* **EXTRACTED MATERIAL**:

# # # # #

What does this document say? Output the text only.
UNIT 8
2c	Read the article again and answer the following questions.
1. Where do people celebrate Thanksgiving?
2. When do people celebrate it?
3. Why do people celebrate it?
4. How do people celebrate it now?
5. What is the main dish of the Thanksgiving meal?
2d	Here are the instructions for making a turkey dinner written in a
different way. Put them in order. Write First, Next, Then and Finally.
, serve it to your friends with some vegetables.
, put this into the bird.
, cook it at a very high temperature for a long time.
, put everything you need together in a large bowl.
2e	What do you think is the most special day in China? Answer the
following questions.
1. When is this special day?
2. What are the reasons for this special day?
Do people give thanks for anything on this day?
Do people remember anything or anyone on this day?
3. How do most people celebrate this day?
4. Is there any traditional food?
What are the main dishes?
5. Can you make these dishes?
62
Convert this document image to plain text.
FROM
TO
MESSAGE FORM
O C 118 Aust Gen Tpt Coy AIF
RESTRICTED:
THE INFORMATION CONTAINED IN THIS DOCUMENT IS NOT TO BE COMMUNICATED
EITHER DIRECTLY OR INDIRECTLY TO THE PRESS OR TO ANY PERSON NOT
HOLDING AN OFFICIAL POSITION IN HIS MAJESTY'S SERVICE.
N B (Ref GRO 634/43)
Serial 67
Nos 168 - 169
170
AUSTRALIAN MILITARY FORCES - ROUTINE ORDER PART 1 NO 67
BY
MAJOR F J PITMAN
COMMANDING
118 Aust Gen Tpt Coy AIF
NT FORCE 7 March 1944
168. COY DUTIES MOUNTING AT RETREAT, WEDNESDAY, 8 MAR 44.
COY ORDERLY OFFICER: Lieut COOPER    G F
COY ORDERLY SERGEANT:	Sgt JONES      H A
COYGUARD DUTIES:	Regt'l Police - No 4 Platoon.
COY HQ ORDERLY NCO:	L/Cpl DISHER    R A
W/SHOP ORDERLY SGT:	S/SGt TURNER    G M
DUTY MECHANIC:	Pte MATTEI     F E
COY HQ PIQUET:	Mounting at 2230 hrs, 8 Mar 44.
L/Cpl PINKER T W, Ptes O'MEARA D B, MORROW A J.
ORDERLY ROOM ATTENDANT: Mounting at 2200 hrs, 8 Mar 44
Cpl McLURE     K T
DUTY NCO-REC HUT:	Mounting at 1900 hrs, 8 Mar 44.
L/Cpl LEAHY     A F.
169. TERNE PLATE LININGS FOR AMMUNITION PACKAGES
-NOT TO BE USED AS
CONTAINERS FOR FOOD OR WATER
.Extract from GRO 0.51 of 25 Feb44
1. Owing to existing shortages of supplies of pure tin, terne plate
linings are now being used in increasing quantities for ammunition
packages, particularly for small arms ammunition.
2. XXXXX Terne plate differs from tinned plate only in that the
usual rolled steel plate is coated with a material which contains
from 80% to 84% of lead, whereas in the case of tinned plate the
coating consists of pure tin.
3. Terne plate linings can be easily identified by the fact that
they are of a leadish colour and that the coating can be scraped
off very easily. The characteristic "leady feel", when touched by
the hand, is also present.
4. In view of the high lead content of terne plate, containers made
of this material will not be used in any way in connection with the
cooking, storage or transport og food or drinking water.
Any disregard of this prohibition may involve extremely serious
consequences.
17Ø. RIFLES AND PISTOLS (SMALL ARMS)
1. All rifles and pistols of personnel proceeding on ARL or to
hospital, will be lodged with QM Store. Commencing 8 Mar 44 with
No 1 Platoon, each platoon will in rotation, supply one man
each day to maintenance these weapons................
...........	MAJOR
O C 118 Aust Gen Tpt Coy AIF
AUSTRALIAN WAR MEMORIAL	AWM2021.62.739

# # # # #

* **THE EXERCISE**: Transcribe all entries exactly as they are given.

* **ANSWER TO THIS TASK**:
What does this document say? Output the text only.
UNIT 8
2c	Read the article again and answer the following questions.
1. Where do people celebrate Thanksgiving?
2. When do people celebrate it?
3. Why do people celebrate it?
4. How do people celebrate it now?
5. What is the main dish of the Thanksgiving meal?
2d	Here are the instructions for making a turkey dinner written in a
different way. Put them in order. Write First, Next, Then and Finally.
, serve it to your friends with some vegetables.
, put this into the bird.
, cook it at a very high temperature for a long time.
, put everything you need together in a large bowl.
2e	What do you think is the most special day in China? Answer the
following questions.
1. When is this special day?
2. What are the reasons for this special day?
Do people give thanks for anything on this day?
Do people remember anything or anyone on this day?
3. How do most people celebrate this day?
4. Is there any traditional food?
What are the main dishes?
5. Can you make these dishes?
62
Convert this document image to plain text.
FROM
TO
MESSAGE FORM
O C 118 Aust Gen Tpt Coy AIF
RESTRICTED:
THE INFORMATION CONTAINED IN THIS DOCUMENT IS NOT TO BE COMMUNICATED
EITHER DIRECTLY OR INDIRECTLY TO THE PRESS OR TO ANY PERSON NOT
HOLDING AN OFFICIAL POSITION IN HIS MAJESTY'S SERVICE.
N B (Ref GRO 634/43)
Serial 67
Nos 168 - 169
170
AUSTRALIAN MILITARY FORCES - ROUTINE ORDER PART 1 NO 67
BY
MAJOR F J PITMAN
COMMANDING
118 Aust Gen Tpt Coy AIF
NT FORCE 7 March 1944
168. COY DUTIES MOUNTING AT RETREAT, WEDNESDAY, 8 MAR 44.
COY ORDERLY OFFICER: Lieut COOPER    G F
COY ORDERLY SERGEANT:	Sgt JONES      H A
COYGUARD DUTIES:	Regt'l Police - No 4 Platoon.
COY HQ ORDERLY NCO:	L/Cpl DISHER    R A
W/SHOP ORDERLY SGT:	S/SGt TURNER    G M
DUTY MECHANIC:	Pte MATTEI     F E
COY HQ PIQUET:	Mounting at 2230 hrs, 8 Mar 44.
L/Cpl PINKER T W, Ptes O'MEARA D B, MORROW A J.
ORDERLY ROOM ATTENDANT: Mounting at 2200 hrs, 8 Mar 44
Cpl McLURE     K T
DUTY NCO-REC HUT:	Mounting at 1900 hrs, 8 Mar 44.
L/Cpl LEAHY     A F.
169. TERNE PLATE LININGS FOR AMMUNITION PACKAGES
-NOT TO BE USED AS
CONTAINERS FOR FOOD OR WATER
.Extract from GRO 0.51 of 25 Feb44
1. Owing to existing shortages of supplies of pure tin, terne plate
linings are now being used in increasing quantities for ammunition
packages, particularly for small arms ammunition.
2. XXXXX Terne plate differs from tinned plate only in that the
usual rolled steel plate is coated with a material which contains
from 80% to 84% of lead, whereas in the case of tinned plate the
coating consists of pure tin.
3. Terne plate linings can be easily identified by the fact that
they are of a leadish colour and that the coating can be scraped
off very easily. The characteristic "leady feel", when touched by
the hand, is also present.
4. In view of the high lead content of terne plate, containers made
of this material will not be used in any way in connection with the
cooking, storage or transport og food or drinking water.
Any disregard of this prohibition may involve extremely serious
consequences.
17Ø. RIFLES AND PISTOLS (SMALL ARMS)
1. All rifles and pistols of personnel proceeding on ARL or to
hospital, will be lodged with QM Store. Commencing 8 Mar 44 with
No 1 Platoon, each platoon will in rotation, supply one man
each day to maintenance these weapons................
...........	MAJOR
O C 118 Aust Gen Tpt Coy AIF
AUSTRALIAN WAR MEMORIAL	AWM2021.62.739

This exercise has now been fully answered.